» Problem to work on
Write out every single entry exactly.
═════ Recorded data ═════
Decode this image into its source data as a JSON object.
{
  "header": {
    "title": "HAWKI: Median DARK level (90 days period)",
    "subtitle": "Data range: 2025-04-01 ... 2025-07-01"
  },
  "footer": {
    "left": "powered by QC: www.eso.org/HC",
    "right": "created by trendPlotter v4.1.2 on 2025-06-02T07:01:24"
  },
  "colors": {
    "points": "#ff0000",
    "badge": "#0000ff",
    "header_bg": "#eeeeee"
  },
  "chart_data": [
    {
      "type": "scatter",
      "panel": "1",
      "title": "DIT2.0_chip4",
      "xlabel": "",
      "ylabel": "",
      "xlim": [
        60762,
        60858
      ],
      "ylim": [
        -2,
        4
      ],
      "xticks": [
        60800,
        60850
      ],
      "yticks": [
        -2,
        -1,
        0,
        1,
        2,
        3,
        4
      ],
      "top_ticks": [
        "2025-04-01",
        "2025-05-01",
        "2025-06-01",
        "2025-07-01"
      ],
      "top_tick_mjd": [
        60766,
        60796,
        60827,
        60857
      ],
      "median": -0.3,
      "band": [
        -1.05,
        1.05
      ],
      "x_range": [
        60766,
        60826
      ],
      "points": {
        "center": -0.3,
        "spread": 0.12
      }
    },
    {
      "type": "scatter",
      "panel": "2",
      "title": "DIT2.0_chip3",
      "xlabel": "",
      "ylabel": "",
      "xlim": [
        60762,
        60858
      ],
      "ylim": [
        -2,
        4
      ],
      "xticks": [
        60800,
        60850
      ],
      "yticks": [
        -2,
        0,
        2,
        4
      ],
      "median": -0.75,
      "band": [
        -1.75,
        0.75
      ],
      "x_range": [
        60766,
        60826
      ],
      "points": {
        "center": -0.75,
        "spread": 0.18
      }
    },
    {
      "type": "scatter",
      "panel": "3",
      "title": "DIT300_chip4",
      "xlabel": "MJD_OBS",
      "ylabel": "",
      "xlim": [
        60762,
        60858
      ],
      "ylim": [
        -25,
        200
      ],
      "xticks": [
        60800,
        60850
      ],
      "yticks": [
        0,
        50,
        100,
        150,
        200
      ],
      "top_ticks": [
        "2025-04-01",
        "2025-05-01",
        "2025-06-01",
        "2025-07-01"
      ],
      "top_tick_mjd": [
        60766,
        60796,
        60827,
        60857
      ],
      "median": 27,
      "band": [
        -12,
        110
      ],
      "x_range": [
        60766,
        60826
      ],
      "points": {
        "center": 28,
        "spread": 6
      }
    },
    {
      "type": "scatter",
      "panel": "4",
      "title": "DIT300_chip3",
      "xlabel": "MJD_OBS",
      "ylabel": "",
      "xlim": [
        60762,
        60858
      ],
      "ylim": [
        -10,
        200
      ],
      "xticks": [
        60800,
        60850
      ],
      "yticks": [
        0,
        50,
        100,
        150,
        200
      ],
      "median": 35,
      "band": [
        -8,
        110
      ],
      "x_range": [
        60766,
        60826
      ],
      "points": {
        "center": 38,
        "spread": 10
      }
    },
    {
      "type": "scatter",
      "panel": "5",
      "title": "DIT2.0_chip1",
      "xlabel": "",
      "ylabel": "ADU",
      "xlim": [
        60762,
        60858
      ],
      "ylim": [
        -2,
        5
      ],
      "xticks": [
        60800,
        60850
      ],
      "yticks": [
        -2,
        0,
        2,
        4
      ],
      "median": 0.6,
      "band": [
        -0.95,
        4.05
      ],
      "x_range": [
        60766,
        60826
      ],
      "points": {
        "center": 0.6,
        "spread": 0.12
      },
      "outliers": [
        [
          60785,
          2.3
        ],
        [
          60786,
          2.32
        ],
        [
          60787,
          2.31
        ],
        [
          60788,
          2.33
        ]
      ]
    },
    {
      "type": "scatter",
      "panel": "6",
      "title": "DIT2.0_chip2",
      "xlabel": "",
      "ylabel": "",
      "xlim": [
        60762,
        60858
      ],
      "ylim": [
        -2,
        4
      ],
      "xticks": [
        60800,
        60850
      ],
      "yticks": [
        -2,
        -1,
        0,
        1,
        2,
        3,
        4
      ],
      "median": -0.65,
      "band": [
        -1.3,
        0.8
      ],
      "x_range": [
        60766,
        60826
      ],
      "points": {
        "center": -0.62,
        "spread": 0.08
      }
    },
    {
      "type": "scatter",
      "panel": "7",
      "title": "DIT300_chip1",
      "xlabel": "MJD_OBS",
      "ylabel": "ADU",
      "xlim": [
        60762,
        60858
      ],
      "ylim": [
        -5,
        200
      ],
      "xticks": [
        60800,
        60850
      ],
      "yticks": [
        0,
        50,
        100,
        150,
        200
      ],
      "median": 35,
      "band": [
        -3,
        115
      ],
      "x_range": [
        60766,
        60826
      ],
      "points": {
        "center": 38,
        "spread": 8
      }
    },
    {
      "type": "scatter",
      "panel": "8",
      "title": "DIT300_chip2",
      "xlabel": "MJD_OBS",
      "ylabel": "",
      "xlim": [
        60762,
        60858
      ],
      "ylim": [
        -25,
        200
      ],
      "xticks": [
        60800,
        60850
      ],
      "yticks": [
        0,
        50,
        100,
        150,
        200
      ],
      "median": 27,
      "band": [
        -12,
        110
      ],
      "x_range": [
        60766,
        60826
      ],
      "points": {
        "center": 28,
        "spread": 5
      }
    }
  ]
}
═════
» Answer to this exercise
Decode this image into its source data as a JSON object.
{
  "header": {
    "title": "HAWKI: Median DARK level (90 days period)",
    "subtitle": "Data range: 2025-04-01 ... 2025-07-01"
  },
  "footer": {
    "left": "powered by QC: www.eso.org/HC",
    "right": "created by trendPlotter v4.1.2 on 2025-06-02T07:01:24"
  },
  "colors": {
    "points": "#ff0000",
    "badge": "#0000ff",
    "header_bg": "#eeeeee"
  },
  "chart_data": [
    {
      "type": "scatter",
      "panel": "1",
      "title": "DIT2.0_chip4",
      "xlabel": "",
      "ylabel": "",
      "xlim": [
        60762,
        60858
      ],
      "ylim": [
        -2,
        4
      ],
      "xticks": [
        60800,
        60850
      ],
      "yticks": [
        -2,
        -1,
        0,
        1,
        2,
        3,
        4
      ],
      "top_ticks": [
        "2025-04-01",
        "2025-05-01",
        "2025-06-01",
        "2025-07-01"
      ],
      "top_tick_mjd": [
        60766,
        60796,
        60827,
        60857
      ],
      "median": -0.3,
      "band": [
        -1.05,
        1.05
      ],
      "x_range": [
        60766,
        60826
      ],
      "points": {
        "center": -0.3,
        "spread": 0.12
      }
    },
    {
      "type": "scatter",
      "panel": "2",
      "title": "DIT2.0_chip3",
      "xlabel": "",
      "ylabel": "",
      "xlim": [
        60762,
        60858
      ],
      "ylim": [
        -2,
        4
      ],
      "xticks": [
        60800,
        60850
      ],
      "yticks": [
        -2,
        0,
        2,
        4
      ],
      "median": -0.75,
      "band": [
        -1.75,
        0.75
      ],
      "x_range": [
        60766,
        60826
      ],
      "points": {
        "center": -0.75,
        "spread": 0.18
      }
    },
    {
      "type": "scatter",
      "panel": "3",
      "title": "DIT300_chip4",
      "xlabel": "MJD_OBS",
      "ylabel": "",
      "xlim": [
        60762,
        60858
      ],
      "ylim": [
        -25,
        200
      ],
      "xticks": [
        60800,
        60850
      ],
      "yticks": [
        0,
        50,
        100,
        150,
        200
      ],
      "top_ticks": [
        "2025-04-01",
        "2025-05-01",
        "2025-06-01",
        "2025-07-01"
      ],
      "top_tick_mjd": [
        60766,
        60796,
        60827,
        60857
      ],
      "median": 27,
      "band": [
        -12,
        110
      ],
      "x_range": [
        60766,
        60826
      ],
      "points": {
        "center": 28,
        "spread": 6
      }
    },
    {
      "type": "scatter",
      "panel": "4",
      "title": "DIT300_chip3",
      "xlabel": "MJD_OBS",
      "ylabel": "",
      "xlim": [
        60762,
        60858
      ],
      "ylim": [
        -10,
        200
      ],
      "xticks": [
        60800,
        60850
      ],
      "yticks": [
        0,
        50,
        100,
        150,
        200
      ],
      "median": 35,
      "band": [
        -8,
        110
      ],
      "x_range": [
        60766,
        60826
      ],
      "points": {
        "center": 38,
        "spread": 10
      }
    },
    {
      "type": "scatter",
      "panel": "5",
      "title": "DIT2.0_chip1",
      "xlabel": "",
      "ylabel": "ADU",
      "xlim": [
        60762,
        60858
      ],
      "ylim": [
        -2,
        5
      ],
      "xticks": [
        60800,
        60850
      ],
      "yticks": [
        -2,
        0,
        2,
        4
      ],
      "median": 0.6,
      "band": [
        -0.95,
        4.05
      ],
      "x_range": [
        60766,
        60826
      ],
      "points": {
        "center": 0.6,
        "spread": 0.12
      },
      "outliers": [
        [
          60785,
          2.3
        ],
        [
          60786,
          2.32
        ],
        [
          60787,
          2.31
        ],
        [
          60788,
          2.33
        ]
      ]
    },
    {
      "type": "scatter",
      "panel": "6",
      "title": "DIT2.0_chip2",
      "xlabel": "",
      "ylabel": "",
      "xlim": [
        60762,
        60858
      ],
      "ylim": [
        -2,
        4
      ],
      "xticks": [
        60800,
        60850
      ],
      "yticks": [
        -2,
        -1,
        0,
        1,
        2,
        3,
        4
      ],
      "median": -0.65,
      "band": [
        -1.3,
        0.8
      ],
      "x_range": [
        60766,
        60826
      ],
      "points": {
        "center": -0.62,
        "spread": 0.08
      }
    },
    {
      "type": "scatter",
      "panel": "7",
      "title": "DIT300_chip1",
      "xlabel": "MJD_OBS",
      "ylabel": "ADU",
      "xlim": [
        60762,
        60858
      ],
      "ylim": [
        -5,
        200
      ],
      "xticks": [
        60800,
        60850
      ],
      "yticks": [
        0,
        50,
        100,
        150,
        200
      ],
      "median": 35,
      "band": [
        -3,
        115
      ],
      "x_range": [
        60766,
        60826
      ],
      "points": {
        "center": 38,
        "spread": 8
      }
    },
    {
      "type": "scatter",
      "panel": "8",
      "title": "DIT300_chip2",
      "xlabel": "MJD_OBS",
      "ylabel": "",
      "xlim": [
        60762,
        60858
      ],
      "ylim": [
        -25,
        200
      ],
      "xticks": [
        60800,
        60850
      ],
      "yticks": [
        0,
        50,
        100,
        150,
        200
      ],
      "median": 27,
      "band": [
        -12,
        110
      ],
      "x_range": [
        60766,
        60826
      ],
      "points": {
        "center": 28,
        "spread": 5
      }
    }
  ]
}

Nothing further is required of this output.